- **GIVEN REQUEST**
Check the listing below line by line and report how many lines hold "机械工业出版社", with no other words.

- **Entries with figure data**
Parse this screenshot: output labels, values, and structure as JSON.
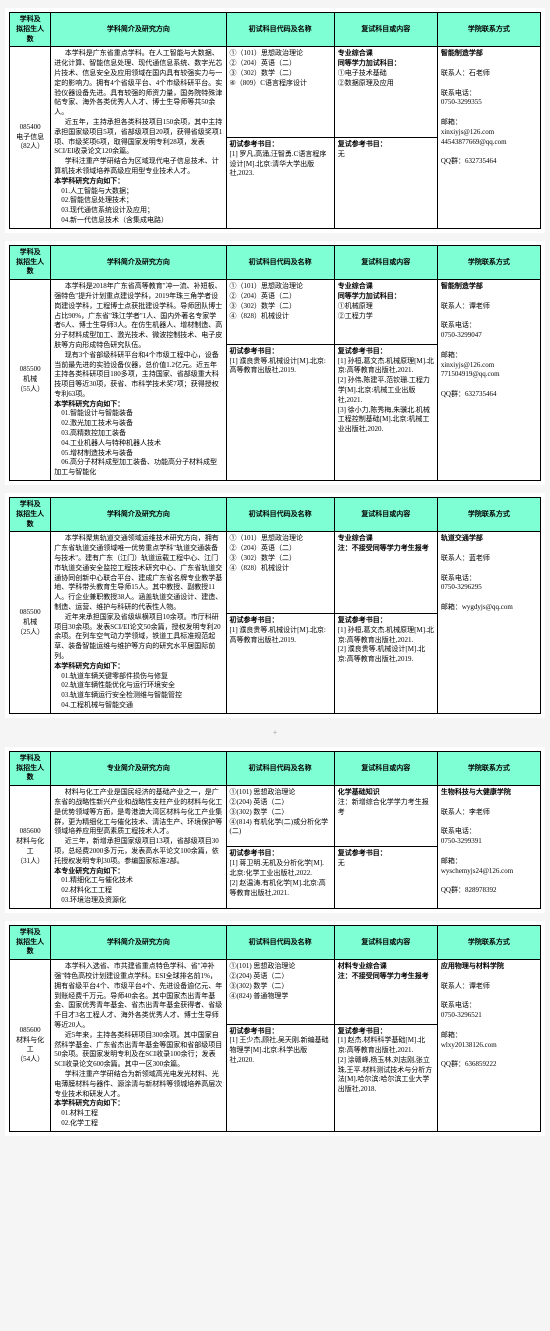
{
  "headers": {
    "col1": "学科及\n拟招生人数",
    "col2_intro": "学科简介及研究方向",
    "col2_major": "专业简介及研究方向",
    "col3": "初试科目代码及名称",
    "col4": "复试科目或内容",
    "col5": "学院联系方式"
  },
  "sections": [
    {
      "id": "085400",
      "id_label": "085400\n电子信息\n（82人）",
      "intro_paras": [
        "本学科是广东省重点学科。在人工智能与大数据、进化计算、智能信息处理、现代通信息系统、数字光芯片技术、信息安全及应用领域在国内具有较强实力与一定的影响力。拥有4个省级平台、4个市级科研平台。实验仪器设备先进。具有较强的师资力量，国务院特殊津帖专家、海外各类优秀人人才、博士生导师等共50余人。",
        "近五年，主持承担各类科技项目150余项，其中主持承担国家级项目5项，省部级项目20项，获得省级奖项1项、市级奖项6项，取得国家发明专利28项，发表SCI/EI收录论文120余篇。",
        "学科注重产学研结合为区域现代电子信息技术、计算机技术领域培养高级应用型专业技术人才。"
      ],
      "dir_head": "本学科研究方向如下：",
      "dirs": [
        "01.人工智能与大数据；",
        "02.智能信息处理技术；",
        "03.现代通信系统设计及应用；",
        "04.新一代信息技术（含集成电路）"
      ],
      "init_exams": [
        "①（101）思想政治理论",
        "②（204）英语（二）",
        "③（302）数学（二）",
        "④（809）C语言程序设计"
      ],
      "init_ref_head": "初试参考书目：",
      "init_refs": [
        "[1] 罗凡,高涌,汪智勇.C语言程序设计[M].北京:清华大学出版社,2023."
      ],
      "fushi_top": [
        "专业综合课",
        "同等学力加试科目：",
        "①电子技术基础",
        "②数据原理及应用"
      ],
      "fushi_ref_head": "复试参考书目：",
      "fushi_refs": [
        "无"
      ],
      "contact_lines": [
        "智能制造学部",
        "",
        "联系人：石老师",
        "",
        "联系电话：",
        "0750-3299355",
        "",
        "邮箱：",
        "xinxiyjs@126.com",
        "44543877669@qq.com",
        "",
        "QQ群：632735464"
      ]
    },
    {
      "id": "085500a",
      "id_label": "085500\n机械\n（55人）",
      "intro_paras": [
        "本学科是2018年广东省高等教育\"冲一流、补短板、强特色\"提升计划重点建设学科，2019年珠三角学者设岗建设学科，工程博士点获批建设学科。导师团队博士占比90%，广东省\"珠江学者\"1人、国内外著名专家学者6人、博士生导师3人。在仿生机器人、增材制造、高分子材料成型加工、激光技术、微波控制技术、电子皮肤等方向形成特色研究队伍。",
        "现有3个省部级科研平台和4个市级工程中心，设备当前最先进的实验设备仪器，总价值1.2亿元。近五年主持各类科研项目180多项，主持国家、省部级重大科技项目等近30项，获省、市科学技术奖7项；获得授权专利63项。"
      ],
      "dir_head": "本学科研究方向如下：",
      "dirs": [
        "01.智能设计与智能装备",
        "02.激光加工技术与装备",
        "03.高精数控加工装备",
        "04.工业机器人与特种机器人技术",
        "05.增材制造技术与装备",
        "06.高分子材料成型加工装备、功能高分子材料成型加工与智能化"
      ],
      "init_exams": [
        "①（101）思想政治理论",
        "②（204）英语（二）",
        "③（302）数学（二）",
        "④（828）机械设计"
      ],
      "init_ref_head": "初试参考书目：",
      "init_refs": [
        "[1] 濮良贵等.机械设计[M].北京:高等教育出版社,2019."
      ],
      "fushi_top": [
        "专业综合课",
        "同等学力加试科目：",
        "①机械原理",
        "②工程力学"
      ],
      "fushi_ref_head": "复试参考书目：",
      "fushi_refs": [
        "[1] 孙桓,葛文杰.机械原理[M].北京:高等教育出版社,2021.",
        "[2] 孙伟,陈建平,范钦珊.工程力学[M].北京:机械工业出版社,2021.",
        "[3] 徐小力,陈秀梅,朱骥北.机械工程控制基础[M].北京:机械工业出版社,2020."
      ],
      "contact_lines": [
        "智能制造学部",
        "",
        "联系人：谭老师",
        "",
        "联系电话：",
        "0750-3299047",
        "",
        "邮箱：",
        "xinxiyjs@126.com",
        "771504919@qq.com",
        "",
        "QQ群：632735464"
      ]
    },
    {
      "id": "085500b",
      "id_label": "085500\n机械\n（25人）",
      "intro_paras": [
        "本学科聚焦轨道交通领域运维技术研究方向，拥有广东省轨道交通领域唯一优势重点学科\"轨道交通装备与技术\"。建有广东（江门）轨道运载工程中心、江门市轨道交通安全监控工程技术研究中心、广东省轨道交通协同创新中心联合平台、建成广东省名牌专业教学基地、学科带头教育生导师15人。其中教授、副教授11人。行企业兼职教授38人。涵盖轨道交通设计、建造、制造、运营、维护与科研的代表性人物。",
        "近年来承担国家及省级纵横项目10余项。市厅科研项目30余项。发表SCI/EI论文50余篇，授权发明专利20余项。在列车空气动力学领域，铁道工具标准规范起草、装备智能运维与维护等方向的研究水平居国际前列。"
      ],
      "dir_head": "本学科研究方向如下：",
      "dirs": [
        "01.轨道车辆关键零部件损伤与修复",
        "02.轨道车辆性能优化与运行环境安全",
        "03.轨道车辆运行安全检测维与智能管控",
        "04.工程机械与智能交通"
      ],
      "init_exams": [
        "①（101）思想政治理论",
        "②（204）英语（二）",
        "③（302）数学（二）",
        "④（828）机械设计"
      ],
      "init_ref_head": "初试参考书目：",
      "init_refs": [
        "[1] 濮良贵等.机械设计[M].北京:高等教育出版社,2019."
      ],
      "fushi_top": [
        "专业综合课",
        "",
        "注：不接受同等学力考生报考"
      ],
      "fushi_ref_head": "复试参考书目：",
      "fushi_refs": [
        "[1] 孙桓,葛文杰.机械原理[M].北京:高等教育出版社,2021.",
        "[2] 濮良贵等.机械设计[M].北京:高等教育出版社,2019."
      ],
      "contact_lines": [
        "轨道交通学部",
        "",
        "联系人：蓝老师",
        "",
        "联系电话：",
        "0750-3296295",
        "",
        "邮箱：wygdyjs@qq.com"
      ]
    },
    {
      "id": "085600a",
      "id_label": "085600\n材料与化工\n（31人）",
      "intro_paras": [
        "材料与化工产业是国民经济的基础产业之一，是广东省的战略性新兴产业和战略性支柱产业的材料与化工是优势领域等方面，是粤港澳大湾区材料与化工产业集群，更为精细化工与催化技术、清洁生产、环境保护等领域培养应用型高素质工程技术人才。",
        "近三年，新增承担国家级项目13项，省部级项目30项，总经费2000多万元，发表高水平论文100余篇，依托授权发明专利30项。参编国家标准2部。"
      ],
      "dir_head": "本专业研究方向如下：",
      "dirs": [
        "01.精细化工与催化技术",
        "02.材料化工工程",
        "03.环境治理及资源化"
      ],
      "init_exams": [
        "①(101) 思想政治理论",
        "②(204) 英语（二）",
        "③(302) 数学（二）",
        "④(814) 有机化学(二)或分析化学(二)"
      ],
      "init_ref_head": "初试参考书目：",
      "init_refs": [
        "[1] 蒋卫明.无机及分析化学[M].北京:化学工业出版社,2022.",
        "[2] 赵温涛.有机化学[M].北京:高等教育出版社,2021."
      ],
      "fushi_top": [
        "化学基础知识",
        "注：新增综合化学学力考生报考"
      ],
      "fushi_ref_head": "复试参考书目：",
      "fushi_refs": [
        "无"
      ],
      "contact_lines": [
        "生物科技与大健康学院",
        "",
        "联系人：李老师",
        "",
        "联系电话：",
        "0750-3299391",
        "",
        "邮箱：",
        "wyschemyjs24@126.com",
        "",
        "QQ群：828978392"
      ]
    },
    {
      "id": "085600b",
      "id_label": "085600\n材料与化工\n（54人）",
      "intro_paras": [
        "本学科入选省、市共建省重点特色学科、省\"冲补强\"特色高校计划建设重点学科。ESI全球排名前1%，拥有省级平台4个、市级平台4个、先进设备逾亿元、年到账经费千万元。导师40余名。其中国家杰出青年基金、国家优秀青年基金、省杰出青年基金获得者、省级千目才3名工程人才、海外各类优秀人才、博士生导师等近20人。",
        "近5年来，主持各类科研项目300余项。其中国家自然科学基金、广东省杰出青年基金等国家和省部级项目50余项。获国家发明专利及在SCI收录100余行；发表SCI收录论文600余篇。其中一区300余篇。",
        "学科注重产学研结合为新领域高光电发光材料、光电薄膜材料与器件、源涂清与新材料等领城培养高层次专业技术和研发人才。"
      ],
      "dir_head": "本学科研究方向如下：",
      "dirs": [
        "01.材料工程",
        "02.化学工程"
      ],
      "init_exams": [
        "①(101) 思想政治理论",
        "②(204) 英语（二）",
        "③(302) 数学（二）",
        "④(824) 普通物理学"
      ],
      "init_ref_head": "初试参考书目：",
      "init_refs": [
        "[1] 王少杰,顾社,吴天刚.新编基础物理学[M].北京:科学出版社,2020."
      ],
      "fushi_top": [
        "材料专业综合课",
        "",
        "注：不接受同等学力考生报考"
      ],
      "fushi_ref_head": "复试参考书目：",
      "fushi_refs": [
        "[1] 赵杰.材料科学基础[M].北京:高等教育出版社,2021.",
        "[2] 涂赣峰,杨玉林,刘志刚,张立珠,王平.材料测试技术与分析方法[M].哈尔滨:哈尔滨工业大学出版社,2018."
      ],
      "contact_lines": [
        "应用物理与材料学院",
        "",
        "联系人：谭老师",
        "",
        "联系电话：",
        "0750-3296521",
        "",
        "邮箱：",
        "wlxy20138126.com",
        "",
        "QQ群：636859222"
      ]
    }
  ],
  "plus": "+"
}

- **SOLUTION FOR THIS EXERCISE**
2